_EXERCISE DETAILS:_ Give only the number of lines in the listing below where the string "pour" occurs.

ITEMS start

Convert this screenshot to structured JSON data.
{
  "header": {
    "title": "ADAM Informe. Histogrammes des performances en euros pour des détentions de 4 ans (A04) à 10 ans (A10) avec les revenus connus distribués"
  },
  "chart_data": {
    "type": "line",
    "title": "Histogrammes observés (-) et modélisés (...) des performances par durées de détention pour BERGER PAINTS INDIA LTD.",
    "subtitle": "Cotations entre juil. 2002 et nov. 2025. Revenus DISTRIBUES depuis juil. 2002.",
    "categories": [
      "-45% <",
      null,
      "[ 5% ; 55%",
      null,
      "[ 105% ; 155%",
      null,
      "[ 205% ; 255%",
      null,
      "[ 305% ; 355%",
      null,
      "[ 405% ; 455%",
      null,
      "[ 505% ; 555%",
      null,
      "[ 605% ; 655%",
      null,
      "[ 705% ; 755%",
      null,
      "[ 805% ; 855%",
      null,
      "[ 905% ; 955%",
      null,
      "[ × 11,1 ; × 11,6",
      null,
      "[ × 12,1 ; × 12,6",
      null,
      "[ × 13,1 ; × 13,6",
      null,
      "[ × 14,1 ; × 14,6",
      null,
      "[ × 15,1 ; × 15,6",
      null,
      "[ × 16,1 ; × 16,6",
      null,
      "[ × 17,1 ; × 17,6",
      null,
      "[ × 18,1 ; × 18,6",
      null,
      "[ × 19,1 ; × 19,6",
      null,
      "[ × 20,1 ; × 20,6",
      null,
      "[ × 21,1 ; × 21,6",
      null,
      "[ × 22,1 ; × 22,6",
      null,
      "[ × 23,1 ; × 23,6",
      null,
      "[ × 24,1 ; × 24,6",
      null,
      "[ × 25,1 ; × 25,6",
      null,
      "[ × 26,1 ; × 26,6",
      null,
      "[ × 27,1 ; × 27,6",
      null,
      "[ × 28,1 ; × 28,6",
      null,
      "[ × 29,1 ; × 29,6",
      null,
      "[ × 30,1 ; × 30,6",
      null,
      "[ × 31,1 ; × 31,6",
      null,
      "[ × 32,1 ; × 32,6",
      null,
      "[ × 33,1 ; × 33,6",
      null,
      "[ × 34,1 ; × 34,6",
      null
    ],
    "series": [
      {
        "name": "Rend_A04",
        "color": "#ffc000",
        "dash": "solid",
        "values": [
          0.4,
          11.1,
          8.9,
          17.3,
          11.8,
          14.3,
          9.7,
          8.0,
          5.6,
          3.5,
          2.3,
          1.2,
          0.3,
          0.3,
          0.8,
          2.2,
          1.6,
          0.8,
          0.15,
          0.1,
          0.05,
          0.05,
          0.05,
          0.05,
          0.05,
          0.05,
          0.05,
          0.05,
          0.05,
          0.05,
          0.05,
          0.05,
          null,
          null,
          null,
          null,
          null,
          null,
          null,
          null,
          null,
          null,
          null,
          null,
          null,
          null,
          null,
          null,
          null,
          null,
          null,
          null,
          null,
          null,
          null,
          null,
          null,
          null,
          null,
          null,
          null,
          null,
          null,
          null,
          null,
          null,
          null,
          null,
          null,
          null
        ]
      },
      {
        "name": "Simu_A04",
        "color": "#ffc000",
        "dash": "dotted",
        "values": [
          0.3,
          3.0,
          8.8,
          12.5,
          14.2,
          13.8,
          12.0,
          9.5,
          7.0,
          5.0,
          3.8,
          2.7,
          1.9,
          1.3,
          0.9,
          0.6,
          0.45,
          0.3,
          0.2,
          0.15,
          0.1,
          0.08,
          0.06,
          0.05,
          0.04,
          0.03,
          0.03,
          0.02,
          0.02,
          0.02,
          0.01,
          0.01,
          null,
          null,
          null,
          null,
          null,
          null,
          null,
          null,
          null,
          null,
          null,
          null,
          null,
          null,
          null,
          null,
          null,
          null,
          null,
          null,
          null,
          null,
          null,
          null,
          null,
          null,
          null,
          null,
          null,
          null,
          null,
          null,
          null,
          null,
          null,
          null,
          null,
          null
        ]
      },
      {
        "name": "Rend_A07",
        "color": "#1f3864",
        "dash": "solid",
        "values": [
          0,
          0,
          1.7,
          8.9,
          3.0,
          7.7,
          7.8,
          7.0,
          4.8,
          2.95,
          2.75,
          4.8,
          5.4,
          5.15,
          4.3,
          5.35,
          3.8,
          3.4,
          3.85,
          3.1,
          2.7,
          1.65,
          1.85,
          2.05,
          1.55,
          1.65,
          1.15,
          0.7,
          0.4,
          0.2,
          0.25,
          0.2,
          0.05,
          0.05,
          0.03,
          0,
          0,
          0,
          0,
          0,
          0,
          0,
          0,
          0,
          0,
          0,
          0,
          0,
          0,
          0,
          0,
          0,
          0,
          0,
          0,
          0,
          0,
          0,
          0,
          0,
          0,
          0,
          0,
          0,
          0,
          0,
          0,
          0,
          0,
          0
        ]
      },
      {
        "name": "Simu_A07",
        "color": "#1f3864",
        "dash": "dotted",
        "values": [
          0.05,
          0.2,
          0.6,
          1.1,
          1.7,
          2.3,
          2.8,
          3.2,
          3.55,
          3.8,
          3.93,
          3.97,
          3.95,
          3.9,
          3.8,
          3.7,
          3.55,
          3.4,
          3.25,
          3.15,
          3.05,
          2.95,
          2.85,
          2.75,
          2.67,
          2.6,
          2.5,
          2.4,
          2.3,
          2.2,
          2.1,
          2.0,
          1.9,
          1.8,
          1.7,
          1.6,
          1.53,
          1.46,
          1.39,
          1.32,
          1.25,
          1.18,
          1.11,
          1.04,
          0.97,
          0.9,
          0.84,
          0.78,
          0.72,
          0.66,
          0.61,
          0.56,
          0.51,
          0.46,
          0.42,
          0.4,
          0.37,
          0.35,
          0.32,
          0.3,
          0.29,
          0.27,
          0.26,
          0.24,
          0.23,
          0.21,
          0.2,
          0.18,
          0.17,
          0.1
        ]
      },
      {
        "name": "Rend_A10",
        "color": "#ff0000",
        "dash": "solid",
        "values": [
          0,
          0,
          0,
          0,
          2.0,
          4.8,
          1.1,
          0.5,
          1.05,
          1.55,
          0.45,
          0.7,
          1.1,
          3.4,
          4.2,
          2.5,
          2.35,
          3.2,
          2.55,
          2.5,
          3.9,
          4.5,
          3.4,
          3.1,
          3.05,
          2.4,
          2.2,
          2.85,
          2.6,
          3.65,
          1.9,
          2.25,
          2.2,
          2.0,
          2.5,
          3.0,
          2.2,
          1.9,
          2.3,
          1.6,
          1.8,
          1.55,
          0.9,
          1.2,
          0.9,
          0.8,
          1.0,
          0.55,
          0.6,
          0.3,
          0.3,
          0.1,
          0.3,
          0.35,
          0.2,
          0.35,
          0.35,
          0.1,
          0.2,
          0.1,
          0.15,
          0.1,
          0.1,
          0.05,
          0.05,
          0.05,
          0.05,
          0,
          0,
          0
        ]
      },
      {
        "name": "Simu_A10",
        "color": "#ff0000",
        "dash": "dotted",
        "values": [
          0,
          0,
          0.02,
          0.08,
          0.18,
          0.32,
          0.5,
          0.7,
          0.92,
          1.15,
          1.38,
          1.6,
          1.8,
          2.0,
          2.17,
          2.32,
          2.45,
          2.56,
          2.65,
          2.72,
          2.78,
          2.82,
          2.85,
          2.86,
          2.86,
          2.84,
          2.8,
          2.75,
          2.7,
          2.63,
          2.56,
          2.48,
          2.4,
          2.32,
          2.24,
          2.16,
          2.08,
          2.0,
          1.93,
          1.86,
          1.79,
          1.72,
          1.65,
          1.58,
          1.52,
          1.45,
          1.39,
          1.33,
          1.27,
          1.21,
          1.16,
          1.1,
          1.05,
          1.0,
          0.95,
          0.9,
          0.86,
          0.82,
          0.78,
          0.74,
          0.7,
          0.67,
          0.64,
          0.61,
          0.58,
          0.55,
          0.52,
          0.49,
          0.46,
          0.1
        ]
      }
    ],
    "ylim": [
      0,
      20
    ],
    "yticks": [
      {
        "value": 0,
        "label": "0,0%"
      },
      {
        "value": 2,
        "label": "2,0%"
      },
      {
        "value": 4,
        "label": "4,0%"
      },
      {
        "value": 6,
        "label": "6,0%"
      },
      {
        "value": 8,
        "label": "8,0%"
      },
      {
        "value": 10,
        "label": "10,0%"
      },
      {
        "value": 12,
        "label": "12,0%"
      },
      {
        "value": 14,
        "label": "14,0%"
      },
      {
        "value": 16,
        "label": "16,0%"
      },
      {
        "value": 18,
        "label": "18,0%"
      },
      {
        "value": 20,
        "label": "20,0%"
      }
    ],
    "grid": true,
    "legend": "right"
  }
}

ITEMS end

_ANSWER FOR THE TASK:_ 2